Provided records:
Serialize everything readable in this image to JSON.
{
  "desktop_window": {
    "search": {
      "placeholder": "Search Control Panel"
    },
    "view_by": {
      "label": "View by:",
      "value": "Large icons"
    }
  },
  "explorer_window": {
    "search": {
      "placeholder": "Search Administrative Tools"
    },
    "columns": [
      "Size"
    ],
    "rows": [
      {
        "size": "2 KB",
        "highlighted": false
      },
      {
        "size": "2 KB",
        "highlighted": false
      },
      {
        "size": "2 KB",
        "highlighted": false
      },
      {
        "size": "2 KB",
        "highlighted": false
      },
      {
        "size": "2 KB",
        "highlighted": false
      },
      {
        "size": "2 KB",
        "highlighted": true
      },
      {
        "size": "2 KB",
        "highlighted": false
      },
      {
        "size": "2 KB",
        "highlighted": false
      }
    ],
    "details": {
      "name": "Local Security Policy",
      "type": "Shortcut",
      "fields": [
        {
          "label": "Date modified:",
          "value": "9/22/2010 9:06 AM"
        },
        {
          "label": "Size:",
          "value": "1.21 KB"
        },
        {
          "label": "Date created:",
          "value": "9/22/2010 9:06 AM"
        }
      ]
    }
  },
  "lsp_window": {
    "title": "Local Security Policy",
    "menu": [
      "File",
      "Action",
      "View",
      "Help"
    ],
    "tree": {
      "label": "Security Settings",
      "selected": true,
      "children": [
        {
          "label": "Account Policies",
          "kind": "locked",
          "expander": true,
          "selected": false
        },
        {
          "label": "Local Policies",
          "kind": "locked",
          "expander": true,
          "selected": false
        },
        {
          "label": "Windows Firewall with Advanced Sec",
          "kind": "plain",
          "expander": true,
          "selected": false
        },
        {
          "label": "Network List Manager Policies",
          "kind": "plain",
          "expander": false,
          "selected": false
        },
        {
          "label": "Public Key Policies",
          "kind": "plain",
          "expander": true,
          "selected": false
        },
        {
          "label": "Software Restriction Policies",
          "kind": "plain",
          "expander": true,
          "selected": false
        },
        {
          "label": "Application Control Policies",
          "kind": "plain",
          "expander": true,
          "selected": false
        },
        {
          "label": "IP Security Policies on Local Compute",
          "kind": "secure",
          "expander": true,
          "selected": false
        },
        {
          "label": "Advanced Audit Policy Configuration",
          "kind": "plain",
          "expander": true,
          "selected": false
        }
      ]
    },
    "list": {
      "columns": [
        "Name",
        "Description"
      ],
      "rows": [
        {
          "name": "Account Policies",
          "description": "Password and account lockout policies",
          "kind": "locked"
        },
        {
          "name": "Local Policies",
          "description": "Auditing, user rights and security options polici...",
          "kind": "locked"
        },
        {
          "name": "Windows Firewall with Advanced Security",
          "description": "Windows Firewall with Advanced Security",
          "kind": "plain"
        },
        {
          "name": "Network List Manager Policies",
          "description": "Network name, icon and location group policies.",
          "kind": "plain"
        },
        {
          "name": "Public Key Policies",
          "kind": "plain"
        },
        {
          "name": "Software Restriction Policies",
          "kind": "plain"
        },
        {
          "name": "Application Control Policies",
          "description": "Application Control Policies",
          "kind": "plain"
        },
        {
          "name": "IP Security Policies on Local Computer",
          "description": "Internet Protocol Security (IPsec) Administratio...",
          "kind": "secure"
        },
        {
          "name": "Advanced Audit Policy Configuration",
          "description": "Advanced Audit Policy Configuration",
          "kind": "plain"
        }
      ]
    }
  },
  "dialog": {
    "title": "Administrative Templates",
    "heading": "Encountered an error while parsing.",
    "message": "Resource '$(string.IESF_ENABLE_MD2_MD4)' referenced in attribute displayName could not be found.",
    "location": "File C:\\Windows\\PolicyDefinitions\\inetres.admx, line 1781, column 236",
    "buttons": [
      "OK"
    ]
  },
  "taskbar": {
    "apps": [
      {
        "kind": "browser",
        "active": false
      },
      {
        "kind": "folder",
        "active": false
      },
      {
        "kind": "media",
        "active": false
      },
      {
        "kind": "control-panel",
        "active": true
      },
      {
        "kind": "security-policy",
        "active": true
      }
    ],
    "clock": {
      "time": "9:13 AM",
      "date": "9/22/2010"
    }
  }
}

Aim of the task: Copy out each line exactly.

Reply to the task:
Serialize everything readable in this image to JSON.
{
  "desktop_window": {
    "search": {
      "placeholder": "Search Control Panel"
    },
    "view_by": {
      "label": "View by:",
      "value": "Large icons"
    }
  },
  "explorer_window": {
    "search": {
      "placeholder": "Search Administrative Tools"
    },
    "columns": [
      "Size"
    ],
    "rows": [
      {
        "size": "2 KB",
        "highlighted": false
      },
      {
        "size": "2 KB",
        "highlighted": false
      },
      {
        "size": "2 KB",
        "highlighted": false
      },
      {
        "size": "2 KB",
        "highlighted": false
      },
      {
        "size": "2 KB",
        "highlighted": false
      },
      {
        "size": "2 KB",
        "highlighted": true
      },
      {
        "size": "2 KB",
        "highlighted": false
      },
      {
        "size": "2 KB",
        "highlighted": false
      }
    ],
    "details": {
      "name": "Local Security Policy",
      "type": "Shortcut",
      "fields": [
        {
          "label": "Date modified:",
          "value": "9/22/2010 9:06 AM"
        },
        {
          "label": "Size:",
          "value": "1.21 KB"
        },
        {
          "label": "Date created:",
          "value": "9/22/2010 9:06 AM"
        }
      ]
    }
  },
  "lsp_window": {
    "title": "Local Security Policy",
    "menu": [
      "File",
      "Action",
      "View",
      "Help"
    ],
    "tree": {
      "label": "Security Settings",
      "selected": true,
      "children": [
        {
          "label": "Account Policies",
          "kind": "locked",
          "expander": true,
          "selected": false
        },
        {
          "label": "Local Policies",
          "kind": "locked",
          "expander": true,
          "selected": false
        },
        {
          "label": "Windows Firewall with Advanced Sec",
          "kind": "plain",
          "expander": true,
          "selected": false
        },
        {
          "label": "Network List Manager Policies",
          "kind": "plain",
          "expander": false,
          "selected": false
        },
        {
          "label": "Public Key Policies",
          "kind": "plain",
          "expander": true,
          "selected": false
        },
        {
          "label": "Software Restriction Policies",
          "kind": "plain",
          "expander": true,
          "selected": false
        },
        {
          "label": "Application Control Policies",
          "kind": "plain",
          "expander": true,
          "selected": false
        },
        {
          "label": "IP Security Policies on Local Compute",
          "kind": "secure",
          "expander": true,
          "selected": false
        },
        {
          "label": "Advanced Audit Policy Configuration",
          "kind": "plain",
          "expander": true,
          "selected": false
        }
      ]
    },
    "list": {
      "columns": [
        "Name",
        "Description"
      ],
      "rows": [
        {
          "name": "Account Policies",
          "description": "Password and account lockout policies",
          "kind": "locked"
        },
        {
          "name": "Local Policies",
          "description": "Auditing, user rights and security options polici...",
          "kind": "locked"
        },
        {
          "name": "Windows Firewall with Advanced Security",
          "description": "Windows Firewall with Advanced Security",
          "kind": "plain"
        },
        {
          "name": "Network List Manager Policies",
          "description": "Network name, icon and location group policies.",
          "kind": "plain"
        },
        {
          "name": "Public Key Policies",
          "kind": "plain"
        },
        {
          "name": "Software Restriction Policies",
          "kind": "plain"
        },
        {
          "name": "Application Control Policies",
          "description": "Application Control Policies",
          "kind": "plain"
        },
        {
          "name": "IP Security Policies on Local Computer",
          "description": "Internet Protocol Security (IPsec) Administratio...",
          "kind": "secure"
        },
        {
          "name": "Advanced Audit Policy Configuration",
          "description": "Advanced Audit Policy Configuration",
          "kind": "plain"
        }
      ]
    }
  },
  "dialog": {
    "title": "Administrative Templates",
    "heading": "Encountered an error while parsing.",
    "message": "Resource '$(string.IESF_ENABLE_MD2_MD4)' referenced in attribute displayName could not be found.",
    "location": "File C:\\Windows\\PolicyDefinitions\\inetres.admx, line 1781, column 236",
    "buttons": [
      "OK"
    ]
  },
  "taskbar": {
    "apps": [
      {
        "kind": "browser",
        "active": false
      },
      {
        "kind": "folder",
        "active": false
      },
      {
        "kind": "media",
        "active": false
      },
      {
        "kind": "control-panel",
        "active": true
      },
      {
        "kind": "security-policy",
        "active": true
      }
    ],
    "clock": {
      "time": "9:13 AM",
      "date": "9/22/2010"
    }
  }
}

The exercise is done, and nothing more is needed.